Instructions to follow:
For each line in the data below that holds "bankowego", return a copy.

........

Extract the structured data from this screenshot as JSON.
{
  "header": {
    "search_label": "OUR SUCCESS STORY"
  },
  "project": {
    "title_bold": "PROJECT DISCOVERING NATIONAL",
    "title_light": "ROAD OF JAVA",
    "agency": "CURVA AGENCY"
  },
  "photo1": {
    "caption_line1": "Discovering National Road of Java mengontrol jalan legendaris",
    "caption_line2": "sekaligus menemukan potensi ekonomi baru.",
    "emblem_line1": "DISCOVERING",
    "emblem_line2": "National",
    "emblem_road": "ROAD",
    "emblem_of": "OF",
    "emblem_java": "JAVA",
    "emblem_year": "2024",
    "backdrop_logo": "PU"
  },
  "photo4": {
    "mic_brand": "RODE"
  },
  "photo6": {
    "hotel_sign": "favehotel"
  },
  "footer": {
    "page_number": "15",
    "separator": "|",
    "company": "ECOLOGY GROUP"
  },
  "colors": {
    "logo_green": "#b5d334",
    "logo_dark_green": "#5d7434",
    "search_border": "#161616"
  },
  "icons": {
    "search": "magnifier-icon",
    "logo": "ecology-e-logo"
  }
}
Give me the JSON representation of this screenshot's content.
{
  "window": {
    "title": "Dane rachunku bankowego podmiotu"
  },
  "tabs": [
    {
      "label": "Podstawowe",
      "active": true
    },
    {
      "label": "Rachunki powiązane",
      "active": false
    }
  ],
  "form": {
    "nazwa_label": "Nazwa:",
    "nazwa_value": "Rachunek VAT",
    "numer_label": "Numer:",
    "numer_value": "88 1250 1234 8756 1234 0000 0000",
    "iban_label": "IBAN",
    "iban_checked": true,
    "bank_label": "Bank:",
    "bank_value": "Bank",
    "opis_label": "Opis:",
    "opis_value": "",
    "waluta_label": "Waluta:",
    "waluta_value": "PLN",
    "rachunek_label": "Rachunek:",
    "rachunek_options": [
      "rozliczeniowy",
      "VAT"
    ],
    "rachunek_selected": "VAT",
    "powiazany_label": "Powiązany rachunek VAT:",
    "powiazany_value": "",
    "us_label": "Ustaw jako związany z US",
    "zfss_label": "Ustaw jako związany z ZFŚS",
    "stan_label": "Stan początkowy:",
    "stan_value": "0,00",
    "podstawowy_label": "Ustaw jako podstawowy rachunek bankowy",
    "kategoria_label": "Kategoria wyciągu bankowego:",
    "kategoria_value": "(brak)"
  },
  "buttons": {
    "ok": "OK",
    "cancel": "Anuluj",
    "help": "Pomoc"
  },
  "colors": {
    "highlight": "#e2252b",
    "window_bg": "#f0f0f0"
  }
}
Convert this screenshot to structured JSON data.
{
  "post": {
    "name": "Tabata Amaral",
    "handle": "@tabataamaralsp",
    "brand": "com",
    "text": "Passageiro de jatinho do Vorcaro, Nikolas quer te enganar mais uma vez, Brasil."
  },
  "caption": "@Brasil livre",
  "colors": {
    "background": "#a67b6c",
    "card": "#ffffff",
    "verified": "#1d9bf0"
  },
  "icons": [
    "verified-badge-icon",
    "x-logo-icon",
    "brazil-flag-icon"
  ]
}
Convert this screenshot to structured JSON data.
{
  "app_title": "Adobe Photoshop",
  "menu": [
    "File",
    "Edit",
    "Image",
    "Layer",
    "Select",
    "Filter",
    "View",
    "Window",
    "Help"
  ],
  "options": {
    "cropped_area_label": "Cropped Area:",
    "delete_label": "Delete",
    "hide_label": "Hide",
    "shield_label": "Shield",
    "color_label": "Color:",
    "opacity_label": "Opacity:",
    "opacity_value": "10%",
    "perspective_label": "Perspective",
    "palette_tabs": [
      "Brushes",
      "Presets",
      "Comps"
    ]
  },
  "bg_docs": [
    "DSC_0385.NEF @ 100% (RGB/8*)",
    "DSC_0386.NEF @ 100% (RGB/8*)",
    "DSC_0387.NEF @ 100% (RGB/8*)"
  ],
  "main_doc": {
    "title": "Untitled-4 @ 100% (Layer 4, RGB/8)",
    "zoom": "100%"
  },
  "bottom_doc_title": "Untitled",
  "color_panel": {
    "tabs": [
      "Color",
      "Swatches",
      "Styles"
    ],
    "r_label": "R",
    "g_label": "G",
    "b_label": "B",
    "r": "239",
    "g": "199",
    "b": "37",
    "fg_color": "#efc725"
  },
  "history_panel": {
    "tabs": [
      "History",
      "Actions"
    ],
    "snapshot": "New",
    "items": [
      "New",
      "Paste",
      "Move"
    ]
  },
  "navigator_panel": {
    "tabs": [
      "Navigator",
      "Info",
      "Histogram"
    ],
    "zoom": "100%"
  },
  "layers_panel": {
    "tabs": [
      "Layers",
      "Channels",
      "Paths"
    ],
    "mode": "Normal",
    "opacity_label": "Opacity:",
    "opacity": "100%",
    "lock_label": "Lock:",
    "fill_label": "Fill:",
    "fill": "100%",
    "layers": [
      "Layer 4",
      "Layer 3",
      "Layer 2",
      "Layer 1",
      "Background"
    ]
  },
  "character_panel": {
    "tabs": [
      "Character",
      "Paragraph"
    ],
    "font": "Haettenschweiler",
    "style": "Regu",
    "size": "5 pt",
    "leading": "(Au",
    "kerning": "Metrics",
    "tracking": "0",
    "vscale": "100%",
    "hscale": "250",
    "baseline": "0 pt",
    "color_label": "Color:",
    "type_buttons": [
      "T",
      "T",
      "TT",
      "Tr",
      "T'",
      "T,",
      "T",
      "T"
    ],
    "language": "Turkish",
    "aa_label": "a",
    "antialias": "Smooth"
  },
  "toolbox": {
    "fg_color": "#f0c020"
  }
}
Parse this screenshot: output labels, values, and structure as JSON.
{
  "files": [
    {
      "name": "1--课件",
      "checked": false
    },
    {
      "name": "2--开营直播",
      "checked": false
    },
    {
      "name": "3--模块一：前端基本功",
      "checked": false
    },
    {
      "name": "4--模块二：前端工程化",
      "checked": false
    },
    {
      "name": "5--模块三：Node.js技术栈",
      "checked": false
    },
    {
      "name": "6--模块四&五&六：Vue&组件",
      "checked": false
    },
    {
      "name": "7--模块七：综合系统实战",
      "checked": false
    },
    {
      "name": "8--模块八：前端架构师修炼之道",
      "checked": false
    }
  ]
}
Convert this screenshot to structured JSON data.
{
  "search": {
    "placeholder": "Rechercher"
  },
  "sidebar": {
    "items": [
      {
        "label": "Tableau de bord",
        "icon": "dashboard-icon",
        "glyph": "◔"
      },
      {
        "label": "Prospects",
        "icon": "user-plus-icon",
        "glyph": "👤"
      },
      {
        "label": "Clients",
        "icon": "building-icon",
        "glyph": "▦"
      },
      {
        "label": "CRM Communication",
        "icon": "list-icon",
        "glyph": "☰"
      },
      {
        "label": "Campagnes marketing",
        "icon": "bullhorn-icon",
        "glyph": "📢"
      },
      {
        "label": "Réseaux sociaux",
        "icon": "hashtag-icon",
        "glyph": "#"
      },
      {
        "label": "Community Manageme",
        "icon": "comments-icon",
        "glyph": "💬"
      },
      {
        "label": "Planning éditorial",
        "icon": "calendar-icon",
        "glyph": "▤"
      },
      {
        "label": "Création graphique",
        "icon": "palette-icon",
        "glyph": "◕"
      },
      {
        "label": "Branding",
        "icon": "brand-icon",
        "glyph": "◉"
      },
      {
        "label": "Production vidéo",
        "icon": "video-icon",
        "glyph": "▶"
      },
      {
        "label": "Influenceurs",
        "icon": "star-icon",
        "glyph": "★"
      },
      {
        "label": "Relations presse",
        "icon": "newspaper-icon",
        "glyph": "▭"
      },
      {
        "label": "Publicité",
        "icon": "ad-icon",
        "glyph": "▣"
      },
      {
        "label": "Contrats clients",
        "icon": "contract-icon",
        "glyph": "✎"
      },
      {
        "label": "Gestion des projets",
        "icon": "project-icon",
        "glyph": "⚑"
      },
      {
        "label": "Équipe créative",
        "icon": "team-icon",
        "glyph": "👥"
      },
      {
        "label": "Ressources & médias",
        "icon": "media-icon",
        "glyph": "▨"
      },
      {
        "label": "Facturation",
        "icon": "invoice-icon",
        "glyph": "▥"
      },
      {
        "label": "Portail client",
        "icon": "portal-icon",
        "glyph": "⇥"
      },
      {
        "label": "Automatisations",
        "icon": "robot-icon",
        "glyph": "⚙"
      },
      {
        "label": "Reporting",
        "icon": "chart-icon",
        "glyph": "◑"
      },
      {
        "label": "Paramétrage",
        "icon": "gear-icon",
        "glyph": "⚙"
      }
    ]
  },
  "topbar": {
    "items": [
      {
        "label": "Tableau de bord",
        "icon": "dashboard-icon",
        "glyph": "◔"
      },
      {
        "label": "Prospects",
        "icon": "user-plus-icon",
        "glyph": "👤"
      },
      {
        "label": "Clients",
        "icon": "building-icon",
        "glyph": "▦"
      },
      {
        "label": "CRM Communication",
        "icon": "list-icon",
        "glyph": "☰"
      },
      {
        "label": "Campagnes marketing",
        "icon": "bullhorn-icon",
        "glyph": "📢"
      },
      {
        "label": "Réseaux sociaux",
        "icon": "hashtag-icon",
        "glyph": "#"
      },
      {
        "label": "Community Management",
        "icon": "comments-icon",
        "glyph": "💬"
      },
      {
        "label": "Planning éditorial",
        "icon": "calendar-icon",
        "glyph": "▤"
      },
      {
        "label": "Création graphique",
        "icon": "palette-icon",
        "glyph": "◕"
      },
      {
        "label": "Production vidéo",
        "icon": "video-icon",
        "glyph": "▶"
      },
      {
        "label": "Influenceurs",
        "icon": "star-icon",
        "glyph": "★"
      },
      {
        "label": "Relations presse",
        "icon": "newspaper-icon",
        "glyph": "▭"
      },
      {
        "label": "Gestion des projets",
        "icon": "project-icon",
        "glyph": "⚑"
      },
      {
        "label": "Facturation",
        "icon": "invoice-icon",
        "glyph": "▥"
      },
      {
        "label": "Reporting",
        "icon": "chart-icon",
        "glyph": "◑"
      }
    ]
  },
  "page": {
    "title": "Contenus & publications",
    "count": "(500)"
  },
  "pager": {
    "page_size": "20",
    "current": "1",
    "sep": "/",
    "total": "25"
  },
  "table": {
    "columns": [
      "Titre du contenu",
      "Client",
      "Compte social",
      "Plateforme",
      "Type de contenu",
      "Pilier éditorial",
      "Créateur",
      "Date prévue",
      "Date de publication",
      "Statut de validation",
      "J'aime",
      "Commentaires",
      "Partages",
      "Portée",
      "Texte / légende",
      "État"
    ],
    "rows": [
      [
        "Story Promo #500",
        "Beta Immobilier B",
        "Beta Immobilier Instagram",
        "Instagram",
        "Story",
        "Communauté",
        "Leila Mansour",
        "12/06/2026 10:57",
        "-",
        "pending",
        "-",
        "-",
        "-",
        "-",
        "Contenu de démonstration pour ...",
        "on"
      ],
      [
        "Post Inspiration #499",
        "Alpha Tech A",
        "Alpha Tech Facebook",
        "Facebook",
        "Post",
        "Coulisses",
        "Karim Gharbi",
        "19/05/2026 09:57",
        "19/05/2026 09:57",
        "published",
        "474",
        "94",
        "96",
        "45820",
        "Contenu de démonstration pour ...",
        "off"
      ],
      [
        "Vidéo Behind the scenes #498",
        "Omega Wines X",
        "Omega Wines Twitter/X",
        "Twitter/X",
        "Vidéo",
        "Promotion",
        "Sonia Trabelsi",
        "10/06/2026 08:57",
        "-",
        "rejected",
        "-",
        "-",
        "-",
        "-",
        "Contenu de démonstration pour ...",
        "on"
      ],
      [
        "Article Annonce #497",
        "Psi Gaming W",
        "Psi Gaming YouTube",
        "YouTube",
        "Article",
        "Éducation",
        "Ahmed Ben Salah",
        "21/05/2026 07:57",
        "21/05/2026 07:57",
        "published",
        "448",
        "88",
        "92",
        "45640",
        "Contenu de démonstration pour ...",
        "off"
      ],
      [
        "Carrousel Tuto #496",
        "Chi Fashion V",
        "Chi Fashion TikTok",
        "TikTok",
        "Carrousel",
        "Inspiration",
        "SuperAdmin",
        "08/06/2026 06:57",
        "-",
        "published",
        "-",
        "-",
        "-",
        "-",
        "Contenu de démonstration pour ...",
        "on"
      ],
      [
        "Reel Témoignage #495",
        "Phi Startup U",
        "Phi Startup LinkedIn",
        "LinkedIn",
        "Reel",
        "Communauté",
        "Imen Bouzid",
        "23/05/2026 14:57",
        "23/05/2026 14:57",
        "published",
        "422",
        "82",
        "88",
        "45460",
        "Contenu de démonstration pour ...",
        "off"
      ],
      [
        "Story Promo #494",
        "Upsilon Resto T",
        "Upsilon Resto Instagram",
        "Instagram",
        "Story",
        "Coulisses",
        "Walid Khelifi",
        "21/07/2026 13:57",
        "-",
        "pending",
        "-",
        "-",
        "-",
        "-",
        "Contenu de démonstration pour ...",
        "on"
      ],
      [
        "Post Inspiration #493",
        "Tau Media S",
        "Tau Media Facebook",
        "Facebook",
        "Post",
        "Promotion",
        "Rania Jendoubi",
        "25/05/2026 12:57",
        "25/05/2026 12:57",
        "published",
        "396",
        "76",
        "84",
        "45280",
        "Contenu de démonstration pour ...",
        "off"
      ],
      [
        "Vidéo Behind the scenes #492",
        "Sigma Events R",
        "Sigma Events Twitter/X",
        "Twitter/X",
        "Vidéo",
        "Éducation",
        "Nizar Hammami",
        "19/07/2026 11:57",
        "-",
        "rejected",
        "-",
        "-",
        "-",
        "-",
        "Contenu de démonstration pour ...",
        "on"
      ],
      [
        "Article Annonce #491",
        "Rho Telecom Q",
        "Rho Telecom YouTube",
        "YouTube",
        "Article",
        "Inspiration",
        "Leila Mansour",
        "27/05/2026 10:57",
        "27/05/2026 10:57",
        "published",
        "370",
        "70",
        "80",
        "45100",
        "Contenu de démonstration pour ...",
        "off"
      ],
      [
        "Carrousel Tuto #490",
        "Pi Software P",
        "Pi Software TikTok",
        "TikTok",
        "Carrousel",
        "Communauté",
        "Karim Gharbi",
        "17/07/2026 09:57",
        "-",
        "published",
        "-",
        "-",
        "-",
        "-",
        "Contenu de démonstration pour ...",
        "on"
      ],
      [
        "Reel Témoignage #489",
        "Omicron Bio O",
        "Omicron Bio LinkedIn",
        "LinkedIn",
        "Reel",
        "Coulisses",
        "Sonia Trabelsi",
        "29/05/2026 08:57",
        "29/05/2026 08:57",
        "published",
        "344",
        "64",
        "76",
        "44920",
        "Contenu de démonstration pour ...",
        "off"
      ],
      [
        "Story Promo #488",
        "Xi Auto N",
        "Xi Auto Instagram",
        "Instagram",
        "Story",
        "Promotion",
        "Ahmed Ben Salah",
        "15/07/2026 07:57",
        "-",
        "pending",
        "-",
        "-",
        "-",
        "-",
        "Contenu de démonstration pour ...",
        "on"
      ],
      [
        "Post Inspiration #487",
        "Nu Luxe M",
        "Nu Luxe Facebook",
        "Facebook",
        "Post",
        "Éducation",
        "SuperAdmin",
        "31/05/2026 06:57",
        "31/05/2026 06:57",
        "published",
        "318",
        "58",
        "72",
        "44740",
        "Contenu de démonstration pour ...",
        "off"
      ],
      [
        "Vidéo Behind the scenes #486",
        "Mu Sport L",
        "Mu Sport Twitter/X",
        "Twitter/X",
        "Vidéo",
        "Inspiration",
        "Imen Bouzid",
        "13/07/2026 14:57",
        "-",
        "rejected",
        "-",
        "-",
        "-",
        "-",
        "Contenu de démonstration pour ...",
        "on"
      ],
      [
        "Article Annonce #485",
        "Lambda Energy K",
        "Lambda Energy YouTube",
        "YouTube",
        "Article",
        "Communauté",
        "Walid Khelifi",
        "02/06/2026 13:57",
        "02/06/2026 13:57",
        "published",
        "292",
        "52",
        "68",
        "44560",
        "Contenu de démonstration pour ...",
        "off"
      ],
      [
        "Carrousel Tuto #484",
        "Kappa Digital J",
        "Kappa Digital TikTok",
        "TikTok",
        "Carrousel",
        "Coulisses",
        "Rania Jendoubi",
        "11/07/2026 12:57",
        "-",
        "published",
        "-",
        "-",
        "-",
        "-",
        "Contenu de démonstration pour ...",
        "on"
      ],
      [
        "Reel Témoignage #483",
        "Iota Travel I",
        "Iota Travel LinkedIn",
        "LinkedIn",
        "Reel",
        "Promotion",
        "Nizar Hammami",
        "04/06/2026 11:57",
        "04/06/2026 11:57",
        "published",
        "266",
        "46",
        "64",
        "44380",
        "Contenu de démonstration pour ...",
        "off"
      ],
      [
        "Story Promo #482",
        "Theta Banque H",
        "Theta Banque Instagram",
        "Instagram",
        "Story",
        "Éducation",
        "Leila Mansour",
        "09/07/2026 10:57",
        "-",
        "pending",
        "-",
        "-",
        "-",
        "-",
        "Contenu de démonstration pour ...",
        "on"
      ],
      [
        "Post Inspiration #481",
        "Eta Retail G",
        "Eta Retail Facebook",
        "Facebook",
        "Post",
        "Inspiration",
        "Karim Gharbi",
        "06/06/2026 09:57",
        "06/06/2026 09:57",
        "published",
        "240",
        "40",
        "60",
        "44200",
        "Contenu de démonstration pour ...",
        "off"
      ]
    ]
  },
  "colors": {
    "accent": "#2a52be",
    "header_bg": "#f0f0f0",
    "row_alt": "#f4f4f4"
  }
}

........

Result:
    "title": "Dane rachunku bankowego podmiotu"
    "kategoria_label": "Kategoria wyciągu bankowego:",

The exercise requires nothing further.